Testo selezionato:

----

E lo Spartak rimase una Cenerentola, salvato dalla scomparsa nel 1999 con la creazione del “Fondo di Sostegno”, organismo con a capo Igor’ Shabdurasulov [proveniente dall’entourage di Berezovskij, oligarca sostenitore di El’cin, successivamente esiliato da Putin] il cui scopo è la ricerca di finanziatori, spesso piccoli e frammentati, e la raccolta di fondi in grado di salvare, anno dopo anno, il club moscovita, uno dei più prestigiosi della storia e con una delle migliori scuole hockeystiche giovanili, basata sul vecchio palazzetto di proprietà del club, il Sokol’niki, che compie 50 anni quest’anno.

Ora, il maggior finanziatore del Fondo di Sostegno è stato finora il Municipio di Mosca (per questo, anche se un po’ semplificando, lo Spartak è stato definito anche “la squadra del Municipio di Mosca”).
Finora, perchè nel 2005 il maggior sostenitore dell’hockey capitolino, il vice-sindaco Valerij Shancev, è stato mandato a fare il Governatore a Niznhij Novgorod (e tutto fa pensare che la rimozione di Shancev non sia estranea nemmeno ai problemi finanziari della Dinamo).
Shabdurasulov ha chiesto più volte, fin da dicembre, al sindaco Luzhkov di spiegare se intende tenere fede agli impegni presi dal suo vice per la stagione entrante, ma finora non ha ottenuto alcuna risposta.
Agli inizi di maggio, i tifosi spartakisti hanno inviato a Luzhkov una petizione, firmata anche dai calciatori del Football Club Spartak, per sollecitare una sua risposta.
Nel frattempo, la PHL ha concesso più tempo a Spartak e Dinamo per la presentazione delle garanzie finanziarie: dapprima fino al 15 maggio, ed ora fino al primo giugno.
Questo dovrebbe essere il termine definitivo entro il quale si saprà cosa accadrà ai due club.

Da parte spartakista, Shabdurasulov ha rilasciato una lunga intervista a Sport-Ekspress, in cui ha dichiarato diverse cose importanti.
Da un lato, la squadra moscovita non ha alcuna intenzione di giocare in Vysshaja Liga [la “serie B”]; a detta del presidente del FdS, stante il livello di quella serie, sarebbe solo uno spreco di soldi. La soluzione quindi sarebbe drastica: la fine della squadra.
Shabdurasulov ha detto senza mezzi termini che non sa dove andare a parare, ha già fatto più e più volte il giro delle istituzioni e dei privati che potrebbero salvare lo Spartak, ma senza successo. Temendo che potenziali investitori siano tenuti lontani dalla sua figura (essendo lui un ex-berezovskiano, dargli soldi potrebbe finire con l’essere mal visto dal Cremlino – senza scordare che Putin non ha mai nascosto di non essere affatto interessato all’hockey), il presidente del FdS si è detto pronto a farsi da parte, se questo può evitare la fine della squadra.

----

Consegna: Elenca tutte le persone nominate nel brano sullo Spartak, ciascuna una sola volta e nella forma in cui vi compare. I dati riportati di seguito sono materiale a sé, distinto dal brano.

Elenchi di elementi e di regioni
----

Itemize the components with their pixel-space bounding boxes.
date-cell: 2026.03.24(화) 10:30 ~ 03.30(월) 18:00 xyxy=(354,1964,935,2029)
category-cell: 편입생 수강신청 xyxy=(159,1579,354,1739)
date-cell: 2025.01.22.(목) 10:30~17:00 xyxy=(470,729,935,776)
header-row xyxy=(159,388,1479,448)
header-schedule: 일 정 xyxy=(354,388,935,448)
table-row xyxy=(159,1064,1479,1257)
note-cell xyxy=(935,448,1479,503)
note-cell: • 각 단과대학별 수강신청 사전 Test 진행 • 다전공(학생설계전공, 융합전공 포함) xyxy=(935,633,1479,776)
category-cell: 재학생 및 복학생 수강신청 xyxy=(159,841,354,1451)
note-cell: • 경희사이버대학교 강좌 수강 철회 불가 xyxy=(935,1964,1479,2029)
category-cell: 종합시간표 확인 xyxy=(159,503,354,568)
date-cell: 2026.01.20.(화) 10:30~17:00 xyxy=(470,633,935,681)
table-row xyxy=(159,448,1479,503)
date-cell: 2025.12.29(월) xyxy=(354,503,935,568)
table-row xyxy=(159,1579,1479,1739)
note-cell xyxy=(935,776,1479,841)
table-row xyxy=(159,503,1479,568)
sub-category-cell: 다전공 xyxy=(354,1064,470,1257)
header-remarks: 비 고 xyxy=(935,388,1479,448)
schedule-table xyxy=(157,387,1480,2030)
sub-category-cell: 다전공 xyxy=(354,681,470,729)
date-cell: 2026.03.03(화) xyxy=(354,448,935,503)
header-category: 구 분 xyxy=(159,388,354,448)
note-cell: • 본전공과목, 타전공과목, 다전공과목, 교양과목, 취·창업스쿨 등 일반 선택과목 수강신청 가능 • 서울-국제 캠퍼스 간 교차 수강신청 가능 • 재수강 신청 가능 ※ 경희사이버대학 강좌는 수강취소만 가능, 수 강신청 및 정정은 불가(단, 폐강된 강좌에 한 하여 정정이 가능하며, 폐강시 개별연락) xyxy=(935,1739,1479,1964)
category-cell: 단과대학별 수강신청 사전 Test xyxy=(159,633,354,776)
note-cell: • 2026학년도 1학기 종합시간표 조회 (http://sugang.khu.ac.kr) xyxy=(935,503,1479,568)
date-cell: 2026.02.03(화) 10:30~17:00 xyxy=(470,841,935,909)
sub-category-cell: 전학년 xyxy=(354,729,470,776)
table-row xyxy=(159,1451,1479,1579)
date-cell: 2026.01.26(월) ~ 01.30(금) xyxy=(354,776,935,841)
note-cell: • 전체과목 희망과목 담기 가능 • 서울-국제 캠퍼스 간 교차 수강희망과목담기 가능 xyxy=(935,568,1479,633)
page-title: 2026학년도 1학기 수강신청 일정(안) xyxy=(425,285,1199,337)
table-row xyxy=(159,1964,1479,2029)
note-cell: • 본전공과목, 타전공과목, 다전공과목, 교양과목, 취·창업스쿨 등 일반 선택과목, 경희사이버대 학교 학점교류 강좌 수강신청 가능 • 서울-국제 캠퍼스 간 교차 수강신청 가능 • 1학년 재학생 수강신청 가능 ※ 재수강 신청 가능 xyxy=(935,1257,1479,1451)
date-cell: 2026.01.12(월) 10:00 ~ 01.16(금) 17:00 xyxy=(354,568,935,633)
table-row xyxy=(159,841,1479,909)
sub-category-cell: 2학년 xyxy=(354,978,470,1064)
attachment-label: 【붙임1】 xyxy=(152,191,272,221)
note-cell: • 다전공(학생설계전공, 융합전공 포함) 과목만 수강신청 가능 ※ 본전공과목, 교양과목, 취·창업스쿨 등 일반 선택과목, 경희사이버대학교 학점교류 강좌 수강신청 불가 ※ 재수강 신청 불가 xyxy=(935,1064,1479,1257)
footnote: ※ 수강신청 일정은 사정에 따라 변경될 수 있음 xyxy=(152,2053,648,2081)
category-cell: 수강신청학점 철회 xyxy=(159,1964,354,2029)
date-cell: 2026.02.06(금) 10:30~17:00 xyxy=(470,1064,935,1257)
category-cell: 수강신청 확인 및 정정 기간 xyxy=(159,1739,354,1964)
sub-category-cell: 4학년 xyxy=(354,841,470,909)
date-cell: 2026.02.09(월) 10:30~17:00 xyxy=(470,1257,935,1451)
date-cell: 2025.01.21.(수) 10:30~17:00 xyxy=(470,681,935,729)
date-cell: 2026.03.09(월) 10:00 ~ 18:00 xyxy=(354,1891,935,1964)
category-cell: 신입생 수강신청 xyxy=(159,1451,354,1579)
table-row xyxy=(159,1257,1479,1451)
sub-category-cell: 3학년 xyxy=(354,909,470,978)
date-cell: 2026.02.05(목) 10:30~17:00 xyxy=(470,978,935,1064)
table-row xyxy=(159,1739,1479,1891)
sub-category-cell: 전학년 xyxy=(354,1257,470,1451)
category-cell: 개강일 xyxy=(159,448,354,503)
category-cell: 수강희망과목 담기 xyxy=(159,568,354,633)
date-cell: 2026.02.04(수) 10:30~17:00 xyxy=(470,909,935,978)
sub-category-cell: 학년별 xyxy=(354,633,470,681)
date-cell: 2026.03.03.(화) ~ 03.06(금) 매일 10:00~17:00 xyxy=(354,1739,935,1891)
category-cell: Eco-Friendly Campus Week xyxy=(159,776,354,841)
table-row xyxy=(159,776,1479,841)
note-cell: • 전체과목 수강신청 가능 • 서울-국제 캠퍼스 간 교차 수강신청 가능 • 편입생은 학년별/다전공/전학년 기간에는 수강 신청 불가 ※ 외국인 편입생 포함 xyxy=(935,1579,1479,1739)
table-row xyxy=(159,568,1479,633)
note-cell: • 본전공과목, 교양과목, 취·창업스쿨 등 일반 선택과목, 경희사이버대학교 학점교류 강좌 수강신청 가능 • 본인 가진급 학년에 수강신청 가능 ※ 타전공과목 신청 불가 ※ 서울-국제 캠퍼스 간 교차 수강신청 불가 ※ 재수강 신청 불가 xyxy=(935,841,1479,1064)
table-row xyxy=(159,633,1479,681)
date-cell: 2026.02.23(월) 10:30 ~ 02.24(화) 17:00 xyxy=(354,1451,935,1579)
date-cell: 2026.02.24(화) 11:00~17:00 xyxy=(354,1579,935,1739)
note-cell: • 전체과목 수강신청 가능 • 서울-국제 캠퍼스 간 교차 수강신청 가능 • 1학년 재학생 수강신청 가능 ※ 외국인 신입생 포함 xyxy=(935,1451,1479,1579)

----

Risposta: Le persone nominate sono Igor’ Shabdurasulov, Berezovskij, El’cin, Putin, Valerij Shancev e Luzhkov.